## Text shown
>> START

Producer Junichi Masuda has been at developer Game Freak almost since its inception, joining in the 1990s during the pre-Pokémon days when it was a struggling independent studio developing games for publishers like Sega and Namco. Takao Unno, the game's director, has been at the studio for a decade.
Unno and Masuda tell Gamasutra about the core of the Pokémon franchise. What makes a Pokémon game? What does the development team focus on, and what resonates with audiences?
I'm sure you get a lot of questions about why you're doing a direct sequel, but what really interests me is, what can you do with a direct sequel that you couldn't do with, say, a third installment, or a new game?
Takao Unno: When creating a sequel, with this sequel in particular, we thought about what we could do to make it new, and why we need to make this sequel. And there are a variety of reasons, but in terms of gameplay, we really wanted to enhance the communication features, and really expand on the various communication features that connect players with other players. We really focused on making these functions even deeper and more in-depth in the game.
Another aspect is that when we have the two original versions and then a third version, that's very interesting in its own, but by having two versions this time as the sequel, we're able to kind of communicate in four different directions rather than just three. So in terms of the gameplay communication, we're able to expand in more directions than we have in previous Pokémon titles.
Another aspect is also the Memory Link, which when you're someone who has transferred a save data from Black Version and White Version to Black Version 2 and White Version 2 there are some certain scenarios or story elements that get unlocked, and are very interesting for players who've played the previous titles.

>> END

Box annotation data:
>> START

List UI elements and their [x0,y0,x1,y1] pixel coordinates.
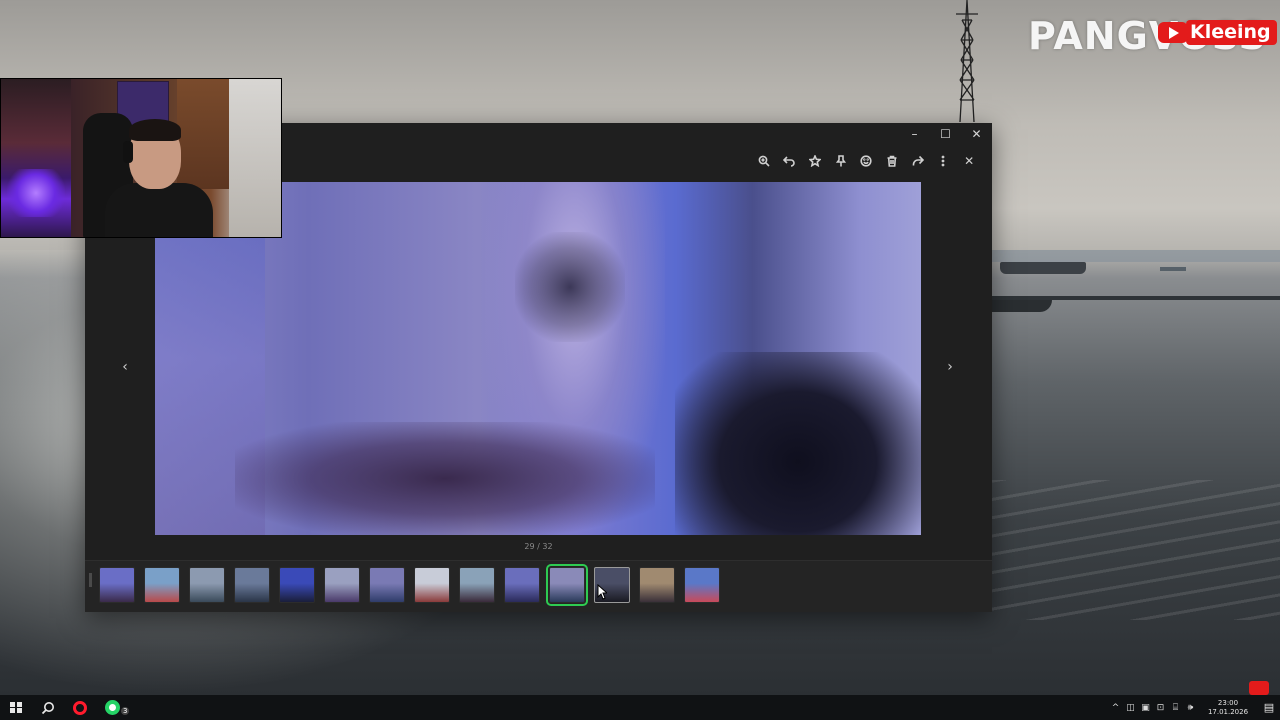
thumbnail-strip [85,560,992,612]
volume-icon[interactable]: 🕪 [1183,695,1198,720]
minimize-button[interactable]: – [899,123,930,145]
mouse-cursor-icon [597,584,607,600]
network-icon[interactable]: ⌸ [1168,695,1183,720]
thumbnail-list [99,564,720,606]
opera-icon [73,700,87,715]
zoom-in-icon [758,155,770,167]
pin-button[interactable] [828,151,854,171]
reaction-button[interactable] [854,151,880,171]
whatsapp-icon [104,700,120,715]
thumbnail-item[interactable] [414,567,450,603]
maximize-button[interactable]: ☐ [930,123,961,145]
undo-button[interactable] [777,151,803,171]
previous-photo-button[interactable]: ‹ [115,357,135,377]
youtube-subscribe-icon [1249,681,1269,695]
delete-button[interactable] [879,151,905,171]
photo-region-dark [675,352,921,535]
youtube-icon [1158,21,1188,43]
tray-device-icon[interactable]: ⊡ [1153,695,1168,720]
strip-scroll-indicator[interactable] [89,573,92,587]
taskbar-clock[interactable]: 23:00 17.01.2026 [1202,699,1254,717]
zoom-in-button[interactable] [751,151,777,171]
tray-app-icon[interactable]: ◫ [1123,695,1138,720]
more-options-button[interactable] [931,151,957,171]
thumbnail-item[interactable] [234,567,270,603]
photo-counter: 29 / 32 [524,542,553,551]
taskbar: ^ ◫ ▣ ⊡ ⌸ 🕪 23:00 17.01.2026 ▤ [0,695,1280,720]
notifications-icon[interactable]: ▤ [1258,695,1280,720]
photo-region-head [515,232,625,342]
viewer-close-button[interactable]: ✕ [956,151,982,171]
tray-overflow-button[interactable]: ^ [1108,695,1123,720]
undo-icon [783,156,796,167]
clock-time: 23:00 [1217,698,1239,707]
system-tray: ^ ◫ ▣ ⊡ ⌸ 🕪 23:00 17.01.2026 ▤ [1108,695,1280,720]
pier-end [992,300,1052,312]
webcam-wall [229,79,281,237]
channel-watermark: PANGVOSS Kleeing [1028,14,1277,58]
thumbnail-item[interactable] [369,567,405,603]
webcam-cabinet [177,79,229,189]
headset-icon [123,141,133,163]
thumbnail-item[interactable] [189,567,225,603]
power-tower [956,0,978,122]
search-icon [41,701,54,714]
thumbnail-item[interactable] [144,567,180,603]
distant-ship [1160,267,1186,271]
window-controls: – ☐ ✕ [899,123,992,145]
pin-icon [835,155,846,167]
thumbnail-item[interactable] [279,567,315,603]
thumbnail-item[interactable] [324,567,360,603]
taskbar-opera[interactable] [64,695,96,720]
share-button[interactable] [905,151,931,171]
creator-badge: Kleeing [1158,18,1277,46]
ship [1000,262,1086,274]
windows-icon [10,701,22,714]
thumbnail-item[interactable] [546,564,588,606]
star-icon [809,155,822,167]
streamer-body [105,183,213,237]
webcam-overlay [0,78,282,238]
more-icon [942,155,945,167]
search-button[interactable] [32,695,64,720]
trash-icon [887,155,897,167]
share-icon [912,155,924,166]
thumbnail-item[interactable] [99,567,135,603]
emoji-icon [860,155,873,167]
favorite-button[interactable] [802,151,828,171]
sea-foam [990,480,1280,620]
thumbnail-item[interactable] [459,567,495,603]
clock-date: 17.01.2026 [1207,707,1249,716]
thumbnail-item[interactable] [504,567,540,603]
streamer-hair [129,119,181,141]
viewer-toolbar: ✕ [751,151,982,171]
horizon [990,250,1280,262]
photo-region-bottom [235,422,655,535]
thumbnail-item[interactable] [684,567,720,603]
start-button[interactable] [0,695,32,720]
tray-security-icon[interactable]: ▣ [1138,695,1153,720]
creator-name: Kleeing [1186,19,1277,45]
webcam-lamp [7,169,65,217]
thumbnail-item[interactable] [639,567,675,603]
next-photo-button[interactable]: › [940,357,960,377]
window-close-button[interactable]: ✕ [961,123,992,145]
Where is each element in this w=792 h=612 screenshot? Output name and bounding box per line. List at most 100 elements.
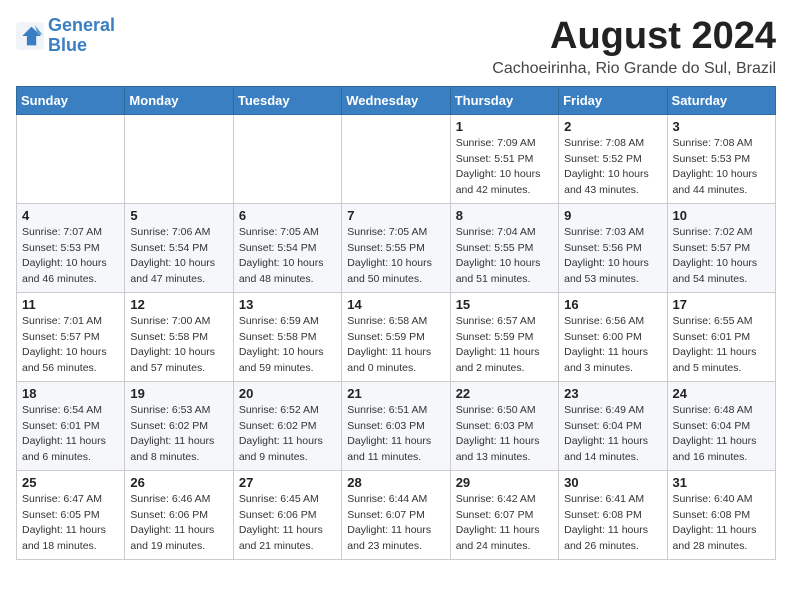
calendar-cell: 7 Sunrise: 7:05 AMSunset: 5:55 PMDaylight…	[342, 203, 450, 292]
logo-line2: Blue	[48, 35, 87, 55]
calendar-cell: 19Sunrise: 6:53 AMSunset: 6:02 PMDayligh…	[125, 381, 233, 470]
calendar-cell	[342, 114, 450, 203]
weekday-header: Thursday	[450, 86, 558, 114]
day-number: 19	[130, 386, 227, 401]
day-number: 21	[347, 386, 444, 401]
day-number: 15	[456, 297, 553, 312]
calendar-cell	[17, 114, 125, 203]
calendar-cell: 24 Sunrise: 6:48 AMSunset: 6:04 PMDayligh…	[667, 381, 775, 470]
day-info: Sunrise: 6:57 AMSunset: 5:59 PMDaylight:…	[456, 314, 553, 377]
day-info: Sunrise: 7:02 AMSunset: 5:57 PMDaylight:…	[673, 225, 770, 288]
day-info: Sunrise: 7:05 AMSunset: 5:55 PMDaylight:…	[347, 225, 444, 288]
weekday-header: Wednesday	[342, 86, 450, 114]
day-number: 4	[22, 208, 119, 223]
calendar-cell: 25Sunrise: 6:47 AMSunset: 6:05 PMDayligh…	[17, 470, 125, 559]
logo-text: General Blue	[48, 16, 115, 56]
calendar-cell: 26 Sunrise: 6:46 AMSunset: 6:06 PMDayligh…	[125, 470, 233, 559]
day-number: 24	[673, 386, 770, 401]
weekday-header: Saturday	[667, 86, 775, 114]
day-number: 13	[239, 297, 336, 312]
calendar-cell: 11Sunrise: 7:01 AMSunset: 5:57 PMDayligh…	[17, 292, 125, 381]
calendar-cell: 13 Sunrise: 6:59 AMSunset: 5:58 PMDayligh…	[233, 292, 341, 381]
calendar-cell: 28 Sunrise: 6:44 AMSunset: 6:07 PMDayligh…	[342, 470, 450, 559]
calendar-header-row: SundayMondayTuesdayWednesdayThursdayFrid…	[17, 86, 776, 114]
day-number: 26	[130, 475, 227, 490]
day-info: Sunrise: 6:56 AMSunset: 6:00 PMDaylight:…	[564, 314, 661, 377]
calendar-week-row: 25Sunrise: 6:47 AMSunset: 6:05 PMDayligh…	[17, 470, 776, 559]
day-info: Sunrise: 6:48 AMSunset: 6:04 PMDaylight:…	[673, 403, 770, 466]
calendar-cell: 18 Sunrise: 6:54 AMSunset: 6:01 PMDayligh…	[17, 381, 125, 470]
calendar-cell: 27Sunrise: 6:45 AMSunset: 6:06 PMDayligh…	[233, 470, 341, 559]
calendar-cell: 22Sunrise: 6:50 AMSunset: 6:03 PMDayligh…	[450, 381, 558, 470]
calendar-cell: 31Sunrise: 6:40 AMSunset: 6:08 PMDayligh…	[667, 470, 775, 559]
location-title: Cachoeirinha, Rio Grande do Sul, Brazil	[492, 60, 776, 78]
calendar: SundayMondayTuesdayWednesdayThursdayFrid…	[16, 86, 776, 560]
day-number: 6	[239, 208, 336, 223]
day-info: Sunrise: 6:47 AMSunset: 6:05 PMDaylight:…	[22, 492, 119, 555]
day-number: 5	[130, 208, 227, 223]
calendar-week-row: 18 Sunrise: 6:54 AMSunset: 6:01 PMDayligh…	[17, 381, 776, 470]
calendar-cell: 30 Sunrise: 6:41 AMSunset: 6:08 PMDayligh…	[559, 470, 667, 559]
weekday-header: Friday	[559, 86, 667, 114]
day-info: Sunrise: 7:08 AMSunset: 5:52 PMDaylight:…	[564, 136, 661, 199]
day-info: Sunrise: 6:51 AMSunset: 6:03 PMDaylight:…	[347, 403, 444, 466]
day-number: 11	[22, 297, 119, 312]
day-info: Sunrise: 6:41 AMSunset: 6:08 PMDaylight:…	[564, 492, 661, 555]
logo-line1: General	[48, 15, 115, 35]
calendar-cell: 4 Sunrise: 7:07 AMSunset: 5:53 PMDaylight…	[17, 203, 125, 292]
day-info: Sunrise: 7:07 AMSunset: 5:53 PMDaylight:…	[22, 225, 119, 288]
day-number: 3	[673, 119, 770, 134]
day-number: 7	[347, 208, 444, 223]
day-info: Sunrise: 6:52 AMSunset: 6:02 PMDaylight:…	[239, 403, 336, 466]
weekday-header: Tuesday	[233, 86, 341, 114]
day-number: 8	[456, 208, 553, 223]
calendar-cell: 20 Sunrise: 6:52 AMSunset: 6:02 PMDayligh…	[233, 381, 341, 470]
day-info: Sunrise: 6:49 AMSunset: 6:04 PMDaylight:…	[564, 403, 661, 466]
day-info: Sunrise: 7:04 AMSunset: 5:55 PMDaylight:…	[456, 225, 553, 288]
calendar-cell: 6Sunrise: 7:05 AMSunset: 5:54 PMDaylight…	[233, 203, 341, 292]
calendar-week-row: 4 Sunrise: 7:07 AMSunset: 5:53 PMDaylight…	[17, 203, 776, 292]
day-number: 28	[347, 475, 444, 490]
day-info: Sunrise: 6:44 AMSunset: 6:07 PMDaylight:…	[347, 492, 444, 555]
day-info: Sunrise: 7:09 AMSunset: 5:51 PMDaylight:…	[456, 136, 553, 199]
day-number: 18	[22, 386, 119, 401]
calendar-cell: 3 Sunrise: 7:08 AMSunset: 5:53 PMDaylight…	[667, 114, 775, 203]
day-info: Sunrise: 7:00 AMSunset: 5:58 PMDaylight:…	[130, 314, 227, 377]
calendar-cell: 14Sunrise: 6:58 AMSunset: 5:59 PMDayligh…	[342, 292, 450, 381]
calendar-cell: 12 Sunrise: 7:00 AMSunset: 5:58 PMDayligh…	[125, 292, 233, 381]
calendar-cell	[233, 114, 341, 203]
day-info: Sunrise: 6:59 AMSunset: 5:58 PMDaylight:…	[239, 314, 336, 377]
day-info: Sunrise: 6:55 AMSunset: 6:01 PMDaylight:…	[673, 314, 770, 377]
page-header: General Blue August 2024 Cachoeirinha, R…	[16, 16, 776, 78]
day-number: 23	[564, 386, 661, 401]
weekday-header: Sunday	[17, 86, 125, 114]
day-info: Sunrise: 6:42 AMSunset: 6:07 PMDaylight:…	[456, 492, 553, 555]
logo-icon	[16, 22, 44, 50]
month-title: August 2024	[492, 16, 776, 58]
day-number: 30	[564, 475, 661, 490]
day-number: 2	[564, 119, 661, 134]
calendar-cell: 8 Sunrise: 7:04 AMSunset: 5:55 PMDaylight…	[450, 203, 558, 292]
day-info: Sunrise: 6:46 AMSunset: 6:06 PMDaylight:…	[130, 492, 227, 555]
calendar-cell: 1 Sunrise: 7:09 AMSunset: 5:51 PMDaylight…	[450, 114, 558, 203]
day-number: 29	[456, 475, 553, 490]
calendar-cell: 23 Sunrise: 6:49 AMSunset: 6:04 PMDayligh…	[559, 381, 667, 470]
calendar-cell: 2 Sunrise: 7:08 AMSunset: 5:52 PMDaylight…	[559, 114, 667, 203]
day-number: 1	[456, 119, 553, 134]
calendar-week-row: 1 Sunrise: 7:09 AMSunset: 5:51 PMDaylight…	[17, 114, 776, 203]
calendar-cell: 15 Sunrise: 6:57 AMSunset: 5:59 PMDayligh…	[450, 292, 558, 381]
calendar-cell: 17 Sunrise: 6:55 AMSunset: 6:01 PMDayligh…	[667, 292, 775, 381]
title-block: August 2024 Cachoeirinha, Rio Grande do …	[492, 16, 776, 78]
day-info: Sunrise: 6:58 AMSunset: 5:59 PMDaylight:…	[347, 314, 444, 377]
day-number: 20	[239, 386, 336, 401]
day-number: 9	[564, 208, 661, 223]
logo: General Blue	[16, 16, 115, 56]
day-number: 12	[130, 297, 227, 312]
day-number: 31	[673, 475, 770, 490]
day-number: 22	[456, 386, 553, 401]
day-info: Sunrise: 7:08 AMSunset: 5:53 PMDaylight:…	[673, 136, 770, 199]
day-info: Sunrise: 6:54 AMSunset: 6:01 PMDaylight:…	[22, 403, 119, 466]
day-number: 17	[673, 297, 770, 312]
day-number: 16	[564, 297, 661, 312]
calendar-cell: 9Sunrise: 7:03 AMSunset: 5:56 PMDaylight…	[559, 203, 667, 292]
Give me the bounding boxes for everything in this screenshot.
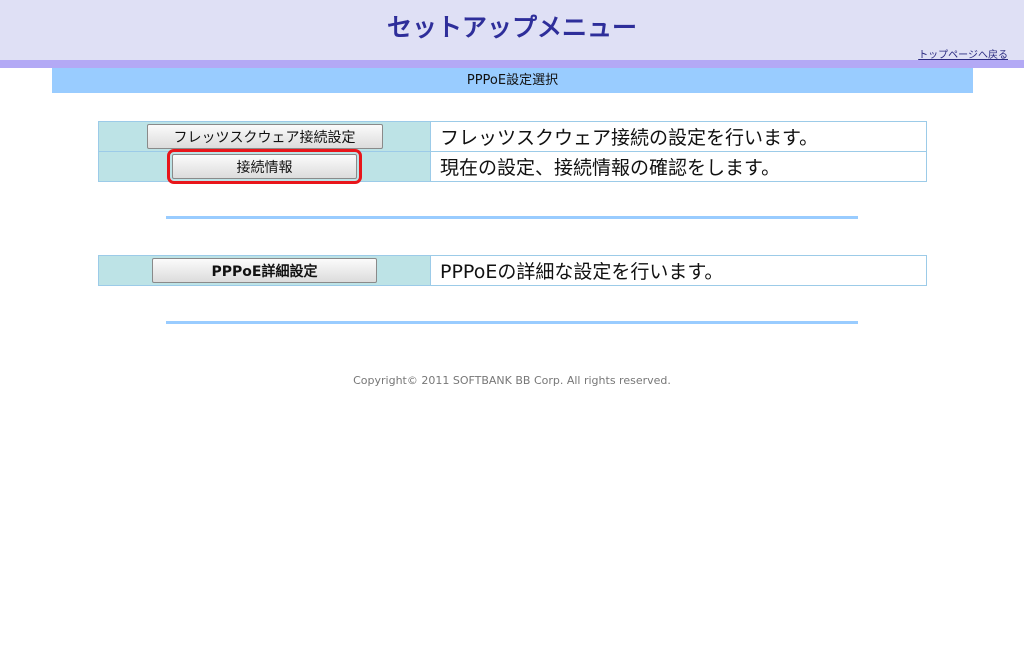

>> END

## Stated goal 1
For the interview about the Pokémon sequel, state whether each statement agrees with it, answering yes or no and quoting the deciding words: (a) Junichi Masuda joined Game Freak in the 1990s; (b) Takao Unno has been at the studio for two decades; (c) the Memory Link unlocks story elements for players who transfer save data from Black Version and White Version.
## Stated goal 2
Carry on the interview about the Pokémon sequel, picking up right after its final sentence.

## Result 1
(a) Yes: "joining in the 1990s during the pre-Pokémon days"
(b) No: "has been at the studio for a decade"
(c) Yes: "there are some certain scenarios or story elements that get unlocked"

## Result 2
How do you balance what you change versus what you keep consistent? Because obviously so many things have been consistent since the first or second installment of the franchise up until today, but other things have to evolve because of the way the audience has evolved.
Junichi Masuda: Finding that balance every time is very difficult. But when you think about games, just like playing, for example, soccer and basketball, they're games that have been around for a very long time. The core gameplay of those -- the core of how you play basketball and soccer -- hasn't really changed. Over the years, there's regulation changes or rule changes to those games, but the core gameplay doesn't really change for those, and that's how we kind of feel about Pokémon as well.
When you have those slight regulation changes for soccer and basketball, you can kind of think of that as when we develop more moves for the Pokémon, or change those moves. And finding that balance is very difficult every time. But one thing we're maybe more focused on these days is defining more detail in those moves. Where it might've been a little bit more general or broad in the past, we get into the fine detail of Pokémon moves, I'd say, in the more modern games.
You know you mentioned soccer, for example. We recently had the Summer Olympics, and what changed so much isn't the events, but the athletes and what they're capable of has changed. And by the same token, since Pokémon first came out, people have really dug deeply into the games. Does that affect things? The way the players have come to understand and really dig deep into the strategy of the game? Has that changed in any way, the way you approach the design?
JM: When developing the games, we focus primarily on making it a good experience for first time players. You were talking about the Olympics, but one example I can think of is, for example, a young child will watch an Olympic event and it'll be the first time they'll have seen that sport, then they'll get really excited about it, and they'll want to try it themselves.
And I think it's really important to make it very easy for people to get into that experience and try it for themselves. And then if they want to take it to another, a higher level they can then talk with more experienced players. When talking about Pokémon, people who've played the games for a long time, or maybe their older brother, they can talk to them and learn more about the game. But in terms of actually how we make the games we really focus on making that entrance as easy as possible, making that as user-friendly as possible for brand new players.
How do you balance keeping the game accessible, but making it very deep? The framework's there -- you already have the framework of the strategy, and that's remained consistent. But in terms of making the game satisfying to those audiences, how do you balance that?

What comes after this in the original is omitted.